Figure contents as structured data
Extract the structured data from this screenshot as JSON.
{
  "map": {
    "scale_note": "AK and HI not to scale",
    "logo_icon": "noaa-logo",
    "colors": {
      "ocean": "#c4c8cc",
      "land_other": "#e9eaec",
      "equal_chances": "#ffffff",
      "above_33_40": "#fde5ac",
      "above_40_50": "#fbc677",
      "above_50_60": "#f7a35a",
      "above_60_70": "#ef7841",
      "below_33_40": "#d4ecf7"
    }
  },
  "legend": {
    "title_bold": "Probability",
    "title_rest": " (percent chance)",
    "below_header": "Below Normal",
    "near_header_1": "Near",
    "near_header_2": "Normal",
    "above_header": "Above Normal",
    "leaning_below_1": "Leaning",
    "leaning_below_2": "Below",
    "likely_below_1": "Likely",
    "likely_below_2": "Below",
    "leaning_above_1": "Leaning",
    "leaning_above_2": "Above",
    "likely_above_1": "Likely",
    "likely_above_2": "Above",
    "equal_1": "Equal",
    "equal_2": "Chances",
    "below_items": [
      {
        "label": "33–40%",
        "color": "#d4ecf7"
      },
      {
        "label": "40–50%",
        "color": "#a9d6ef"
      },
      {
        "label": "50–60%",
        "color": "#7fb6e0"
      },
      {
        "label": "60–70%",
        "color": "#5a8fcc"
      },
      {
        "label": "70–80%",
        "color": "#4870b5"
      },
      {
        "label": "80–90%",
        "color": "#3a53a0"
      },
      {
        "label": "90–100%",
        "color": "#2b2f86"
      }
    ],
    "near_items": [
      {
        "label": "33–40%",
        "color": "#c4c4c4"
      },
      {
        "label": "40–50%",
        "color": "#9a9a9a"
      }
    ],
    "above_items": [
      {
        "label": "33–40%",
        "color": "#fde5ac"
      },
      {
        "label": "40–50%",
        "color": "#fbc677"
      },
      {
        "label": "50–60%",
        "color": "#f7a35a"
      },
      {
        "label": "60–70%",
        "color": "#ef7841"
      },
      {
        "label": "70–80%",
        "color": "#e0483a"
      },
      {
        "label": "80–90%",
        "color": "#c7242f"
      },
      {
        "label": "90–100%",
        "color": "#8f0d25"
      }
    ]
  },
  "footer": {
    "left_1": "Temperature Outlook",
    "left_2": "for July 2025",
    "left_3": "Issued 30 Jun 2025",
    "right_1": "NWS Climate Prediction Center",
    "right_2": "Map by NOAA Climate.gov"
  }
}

--- WHAT YOU ARE ASKED TO DO ---
Write out the data again, exactly and in full.

--- EXERCISE RESPONSE ---
Extract the structured data from this screenshot as JSON.
{
  "map": {
    "scale_note": "AK and HI not to scale",
    "logo_icon": "noaa-logo",
    "colors": {
      "ocean": "#c4c8cc",
      "land_other": "#e9eaec",
      "equal_chances": "#ffffff",
      "above_33_40": "#fde5ac",
      "above_40_50": "#fbc677",
      "above_50_60": "#f7a35a",
      "above_60_70": "#ef7841",
      "below_33_40": "#d4ecf7"
    }
  },
  "legend": {
    "title_bold": "Probability",
    "title_rest": " (percent chance)",
    "below_header": "Below Normal",
    "near_header_1": "Near",
    "near_header_2": "Normal",
    "above_header": "Above Normal",
    "leaning_below_1": "Leaning",
    "leaning_below_2": "Below",
    "likely_below_1": "Likely",
    "likely_below_2": "Below",
    "leaning_above_1": "Leaning",
    "leaning_above_2": "Above",
    "likely_above_1": "Likely",
    "likely_above_2": "Above",
    "equal_1": "Equal",
    "equal_2": "Chances",
    "below_items": [
      {
        "label": "33–40%",
        "color": "#d4ecf7"
      },
      {
        "label": "40–50%",
        "color": "#a9d6ef"
      },
      {
        "label": "50–60%",
        "color": "#7fb6e0"
      },
      {
        "label": "60–70%",
        "color": "#5a8fcc"
      },
      {
        "label": "70–80%",
        "color": "#4870b5"
      },
      {
        "label": "80–90%",
        "color": "#3a53a0"
      },
      {
        "label": "90–100%",
        "color": "#2b2f86"
      }
    ],
    "near_items": [
      {
        "label": "33–40%",
        "color": "#c4c4c4"
      },
      {
        "label": "40–50%",
        "color": "#9a9a9a"
      }
    ],
    "above_items": [
      {
        "label": "33–40%",
        "color": "#fde5ac"
      },
      {
        "label": "40–50%",
        "color": "#fbc677"
      },
      {
        "label": "50–60%",
        "color": "#f7a35a"
      },
      {
        "label": "60–70%",
        "color": "#ef7841"
      },
      {
        "label": "70–80%",
        "color": "#e0483a"
      },
      {
        "label": "80–90%",
        "color": "#c7242f"
      },
      {
        "label": "90–100%",
        "color": "#8f0d25"
      }
    ]
  },
  "footer": {
    "left_1": "Temperature Outlook",
    "left_2": "for July 2025",
    "left_3": "Issued 30 Jun 2025",
    "right_1": "NWS Climate Prediction Center",
    "right_2": "Map by NOAA Climate.gov"
  }
}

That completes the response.